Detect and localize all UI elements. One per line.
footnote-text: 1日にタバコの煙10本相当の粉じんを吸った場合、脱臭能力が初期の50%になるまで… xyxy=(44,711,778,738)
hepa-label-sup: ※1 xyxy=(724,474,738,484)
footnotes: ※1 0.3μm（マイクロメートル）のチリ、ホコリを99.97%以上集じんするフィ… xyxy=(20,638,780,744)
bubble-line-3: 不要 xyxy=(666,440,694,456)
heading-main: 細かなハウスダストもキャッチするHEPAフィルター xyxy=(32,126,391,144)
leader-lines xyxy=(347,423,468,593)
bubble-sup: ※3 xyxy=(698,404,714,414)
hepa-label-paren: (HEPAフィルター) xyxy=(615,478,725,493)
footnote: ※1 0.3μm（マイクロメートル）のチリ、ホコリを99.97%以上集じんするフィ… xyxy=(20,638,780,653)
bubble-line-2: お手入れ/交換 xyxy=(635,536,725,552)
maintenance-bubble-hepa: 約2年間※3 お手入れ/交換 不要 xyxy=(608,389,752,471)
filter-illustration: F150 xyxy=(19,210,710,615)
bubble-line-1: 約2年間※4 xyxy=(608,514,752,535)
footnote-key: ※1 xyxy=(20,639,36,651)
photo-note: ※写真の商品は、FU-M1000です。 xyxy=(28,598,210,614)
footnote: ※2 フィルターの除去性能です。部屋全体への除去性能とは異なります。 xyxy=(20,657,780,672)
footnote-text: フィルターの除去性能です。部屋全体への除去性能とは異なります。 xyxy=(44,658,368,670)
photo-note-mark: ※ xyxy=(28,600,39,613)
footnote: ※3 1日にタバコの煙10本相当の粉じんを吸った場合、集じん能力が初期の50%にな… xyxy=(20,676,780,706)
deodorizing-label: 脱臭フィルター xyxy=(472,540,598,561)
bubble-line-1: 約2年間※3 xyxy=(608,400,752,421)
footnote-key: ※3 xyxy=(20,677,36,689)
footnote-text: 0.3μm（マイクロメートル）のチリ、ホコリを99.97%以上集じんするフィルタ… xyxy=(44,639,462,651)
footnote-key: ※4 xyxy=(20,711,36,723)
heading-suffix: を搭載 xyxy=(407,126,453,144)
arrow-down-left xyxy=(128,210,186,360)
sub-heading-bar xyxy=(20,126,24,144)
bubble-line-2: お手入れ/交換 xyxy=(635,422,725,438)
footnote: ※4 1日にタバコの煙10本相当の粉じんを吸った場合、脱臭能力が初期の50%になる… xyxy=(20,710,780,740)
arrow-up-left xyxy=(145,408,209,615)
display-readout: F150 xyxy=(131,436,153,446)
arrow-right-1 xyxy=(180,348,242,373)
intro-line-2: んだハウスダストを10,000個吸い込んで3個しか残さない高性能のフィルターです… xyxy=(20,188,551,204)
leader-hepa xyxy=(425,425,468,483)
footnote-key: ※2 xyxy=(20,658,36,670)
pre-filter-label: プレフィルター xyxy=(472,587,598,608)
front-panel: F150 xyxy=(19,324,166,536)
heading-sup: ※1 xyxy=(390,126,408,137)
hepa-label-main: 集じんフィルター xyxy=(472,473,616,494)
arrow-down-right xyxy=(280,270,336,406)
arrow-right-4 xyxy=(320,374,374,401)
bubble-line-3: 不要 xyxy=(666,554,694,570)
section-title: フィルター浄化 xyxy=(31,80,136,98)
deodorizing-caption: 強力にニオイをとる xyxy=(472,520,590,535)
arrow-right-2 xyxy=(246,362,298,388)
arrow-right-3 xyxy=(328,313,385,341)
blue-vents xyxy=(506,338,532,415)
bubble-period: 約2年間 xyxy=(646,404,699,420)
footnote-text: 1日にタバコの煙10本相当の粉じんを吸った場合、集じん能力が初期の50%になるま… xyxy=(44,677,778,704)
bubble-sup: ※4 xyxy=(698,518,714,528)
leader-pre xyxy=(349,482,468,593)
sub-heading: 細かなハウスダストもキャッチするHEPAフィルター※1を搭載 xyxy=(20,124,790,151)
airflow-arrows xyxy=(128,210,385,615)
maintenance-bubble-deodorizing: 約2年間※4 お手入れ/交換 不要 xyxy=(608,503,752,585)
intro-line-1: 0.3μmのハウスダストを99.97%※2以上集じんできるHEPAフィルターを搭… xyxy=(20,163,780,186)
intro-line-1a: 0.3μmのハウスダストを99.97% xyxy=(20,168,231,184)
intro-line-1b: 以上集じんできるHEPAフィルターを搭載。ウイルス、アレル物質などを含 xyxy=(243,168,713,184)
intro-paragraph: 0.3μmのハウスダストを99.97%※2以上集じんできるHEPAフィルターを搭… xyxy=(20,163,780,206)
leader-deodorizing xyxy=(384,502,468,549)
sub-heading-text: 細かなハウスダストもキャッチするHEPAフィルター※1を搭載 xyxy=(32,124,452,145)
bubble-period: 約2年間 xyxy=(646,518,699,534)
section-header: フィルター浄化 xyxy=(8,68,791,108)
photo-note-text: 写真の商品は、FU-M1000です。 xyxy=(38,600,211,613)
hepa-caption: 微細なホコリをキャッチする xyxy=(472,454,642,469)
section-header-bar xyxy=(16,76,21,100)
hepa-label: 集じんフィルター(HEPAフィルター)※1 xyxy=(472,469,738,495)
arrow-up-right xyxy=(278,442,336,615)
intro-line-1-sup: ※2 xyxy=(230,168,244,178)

YOUR INSTRUCTIONS
Convert the records, from the beginning through the line containing "bubble-sup: ※3 xyxy=(698,404,714,414)", into a Markdown table with the columns Row and Entry, numbering each line and omitting any blank lines.

ANSWER
| Row | Entry |
|---|---|
| 1 | Detect and localize all UI elements. One per line. |
| 2 | footnote-text: 1日にタバコの煙10本相当の粉じんを吸った場合、脱臭能力が初期の50%になるまで… xyxy=(44,711,778,738) |
| 3 | hepa-label-sup: ※1 xyxy=(724,474,738,484) |
| 4 | footnotes: ※1 0.3μm（マイクロメートル）のチリ、ホコリを99.97%以上集じんするフィ… xyxy=(20,638,780,744) |
| 5 | bubble-line-3: 不要 xyxy=(666,440,694,456) |
| 6 | heading-main: 細かなハウスダストもキャッチするHEPAフィルター xyxy=(32,126,391,144) |
| 7 | leader-lines xyxy=(347,423,468,593) |
| 8 | bubble-sup: ※3 xyxy=(698,404,714,414) |